§ **Do this**: Copy out all the lines in the records that include the word "Ehefrau".

§ **Data records**:
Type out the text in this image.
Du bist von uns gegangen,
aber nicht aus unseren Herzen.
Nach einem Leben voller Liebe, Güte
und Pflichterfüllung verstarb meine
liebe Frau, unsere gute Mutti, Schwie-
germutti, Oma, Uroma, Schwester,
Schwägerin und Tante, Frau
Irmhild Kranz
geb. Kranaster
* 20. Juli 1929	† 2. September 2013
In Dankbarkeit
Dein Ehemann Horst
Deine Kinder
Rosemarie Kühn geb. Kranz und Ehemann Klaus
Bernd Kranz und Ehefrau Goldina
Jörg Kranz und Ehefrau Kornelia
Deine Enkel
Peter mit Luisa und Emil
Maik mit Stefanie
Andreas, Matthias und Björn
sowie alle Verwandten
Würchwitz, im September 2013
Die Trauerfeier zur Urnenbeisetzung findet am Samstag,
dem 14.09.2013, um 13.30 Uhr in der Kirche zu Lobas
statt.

§ **Response**:
Bernd Kranz und Ehefrau Goldina
Jörg Kranz und Ehefrau Kornelia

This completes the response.